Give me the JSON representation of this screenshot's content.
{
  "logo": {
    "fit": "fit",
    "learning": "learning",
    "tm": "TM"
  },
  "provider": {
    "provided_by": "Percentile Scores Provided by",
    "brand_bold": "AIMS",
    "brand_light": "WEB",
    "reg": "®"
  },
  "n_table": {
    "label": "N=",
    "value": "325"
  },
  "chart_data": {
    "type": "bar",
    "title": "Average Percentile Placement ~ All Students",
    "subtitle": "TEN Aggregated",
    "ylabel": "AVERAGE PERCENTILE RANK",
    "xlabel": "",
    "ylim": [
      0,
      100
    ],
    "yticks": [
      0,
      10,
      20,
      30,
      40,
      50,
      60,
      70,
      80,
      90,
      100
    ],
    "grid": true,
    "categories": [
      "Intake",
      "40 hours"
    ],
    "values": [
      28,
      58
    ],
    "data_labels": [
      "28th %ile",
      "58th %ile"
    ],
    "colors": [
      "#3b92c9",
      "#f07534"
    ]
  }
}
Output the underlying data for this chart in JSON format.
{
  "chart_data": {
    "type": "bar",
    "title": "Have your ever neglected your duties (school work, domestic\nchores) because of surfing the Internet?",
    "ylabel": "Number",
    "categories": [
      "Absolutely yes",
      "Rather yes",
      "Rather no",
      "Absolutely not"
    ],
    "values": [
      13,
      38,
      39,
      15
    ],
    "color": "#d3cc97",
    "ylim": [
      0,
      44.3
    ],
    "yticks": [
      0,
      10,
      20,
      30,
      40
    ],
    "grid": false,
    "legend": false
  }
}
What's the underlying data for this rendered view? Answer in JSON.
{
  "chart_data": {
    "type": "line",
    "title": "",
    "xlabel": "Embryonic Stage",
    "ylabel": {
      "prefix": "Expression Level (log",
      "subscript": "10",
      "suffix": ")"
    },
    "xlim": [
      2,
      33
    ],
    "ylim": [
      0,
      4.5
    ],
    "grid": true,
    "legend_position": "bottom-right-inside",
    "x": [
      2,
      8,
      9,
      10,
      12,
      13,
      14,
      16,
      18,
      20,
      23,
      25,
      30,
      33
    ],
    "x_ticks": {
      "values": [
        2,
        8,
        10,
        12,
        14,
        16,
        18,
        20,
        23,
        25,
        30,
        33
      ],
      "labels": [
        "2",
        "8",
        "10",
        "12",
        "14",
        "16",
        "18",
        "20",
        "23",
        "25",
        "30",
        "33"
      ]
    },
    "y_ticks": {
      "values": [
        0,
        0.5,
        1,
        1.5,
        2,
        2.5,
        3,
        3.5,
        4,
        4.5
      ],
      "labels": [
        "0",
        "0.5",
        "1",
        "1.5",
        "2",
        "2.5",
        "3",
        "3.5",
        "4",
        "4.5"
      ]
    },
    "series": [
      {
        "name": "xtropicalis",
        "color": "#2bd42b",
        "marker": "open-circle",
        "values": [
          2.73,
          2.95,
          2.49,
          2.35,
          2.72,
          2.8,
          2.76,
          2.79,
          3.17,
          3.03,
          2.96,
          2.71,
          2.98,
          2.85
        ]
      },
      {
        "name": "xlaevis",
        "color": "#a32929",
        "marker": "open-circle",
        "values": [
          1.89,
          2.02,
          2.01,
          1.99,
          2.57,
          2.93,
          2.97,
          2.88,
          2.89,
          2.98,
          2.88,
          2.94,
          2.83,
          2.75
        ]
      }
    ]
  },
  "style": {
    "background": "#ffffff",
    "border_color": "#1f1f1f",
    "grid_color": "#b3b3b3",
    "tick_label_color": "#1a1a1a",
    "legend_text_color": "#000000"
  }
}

+++++

### Direction
All the entries above need to be reproduced exactly.

### Reply to the task
Give me the JSON representation of this screenshot's content.
{
  "logo": {
    "fit": "fit",
    "learning": "learning",
    "tm": "TM"
  },
  "provider": {
    "provided_by": "Percentile Scores Provided by",
    "brand_bold": "AIMS",
    "brand_light": "WEB",
    "reg": "®"
  },
  "n_table": {
    "label": "N=",
    "value": "325"
  },
  "chart_data": {
    "type": "bar",
    "title": "Average Percentile Placement ~ All Students",
    "subtitle": "TEN Aggregated",
    "ylabel": "AVERAGE PERCENTILE RANK",
    "xlabel": "",
    "ylim": [
      0,
      100
    ],
    "yticks": [
      0,
      10,
      20,
      30,
      40,
      50,
      60,
      70,
      80,
      90,
      100
    ],
    "grid": true,
    "categories": [
      "Intake",
      "40 hours"
    ],
    "values": [
      28,
      58
    ],
    "data_labels": [
      "28th %ile",
      "58th %ile"
    ],
    "colors": [
      "#3b92c9",
      "#f07534"
    ]
  }
}
Output the underlying data for this chart in JSON format.
{
  "chart_data": {
    "type": "bar",
    "title": "Have your ever neglected your duties (school work, domestic\nchores) because of surfing the Internet?",
    "ylabel": "Number",
    "categories": [
      "Absolutely yes",
      "Rather yes",
      "Rather no",
      "Absolutely not"
    ],
    "values": [
      13,
      38,
      39,
      15
    ],
    "color": "#d3cc97",
    "ylim": [
      0,
      44.3
    ],
    "yticks": [
      0,
      10,
      20,
      30,
      40
    ],
    "grid": false,
    "legend": false
  }
}
What's the underlying data for this rendered view? Answer in JSON.
{
  "chart_data": {
    "type": "line",
    "title": "",
    "xlabel": "Embryonic Stage",
    "ylabel": {
      "prefix": "Expression Level (log",
      "subscript": "10",
      "suffix": ")"
    },
    "xlim": [
      2,
      33
    ],
    "ylim": [
      0,
      4.5
    ],
    "grid": true,
    "legend_position": "bottom-right-inside",
    "x": [
      2,
      8,
      9,
      10,
      12,
      13,
      14,
      16,
      18,
      20,
      23,
      25,
      30,
      33
    ],
    "x_ticks": {
      "values": [
        2,
        8,
        10,
        12,
        14,
        16,
        18,
        20,
        23,
        25,
        30,
        33
      ],
      "labels": [
        "2",
        "8",
        "10",
        "12",
        "14",
        "16",
        "18",
        "20",
        "23",
        "25",
        "30",
        "33"
      ]
    },
    "y_ticks": {
      "values": [
        0,
        0.5,
        1,
        1.5,
        2,
        2.5,
        3,
        3.5,
        4,
        4.5
      ],
      "labels": [
        "0",
        "0.5",
        "1",
        "1.5",
        "2",
        "2.5",
        "3",
        "3.5",
        "4",
        "4.5"
      ]
    },
    "series": [
      {
        "name": "xtropicalis",
        "color": "#2bd42b",
        "marker": "open-circle",
        "values": [
          2.73,
          2.95,
          2.49,
          2.35,
          2.72,
          2.8,
          2.76,
          2.79,
          3.17,
          3.03,
          2.96,
          2.71,
          2.98,
          2.85
        ]
      },
      {
        "name": "xlaevis",
        "color": "#a32929",
        "marker": "open-circle",
        "values": [
          1.89,
          2.02,
          2.01,
          1.99,
          2.57,
          2.93,
          2.97,
          2.88,
          2.89,
          2.98,
          2.88,
          2.94,
          2.83,
          2.75
        ]
      }
    ]
  },
  "style": {
    "background": "#ffffff",
    "border_color": "#1f1f1f",
    "grid_color": "#b3b3b3",
    "tick_label_color": "#1a1a1a",
    "legend_text_color": "#000000"
  }
}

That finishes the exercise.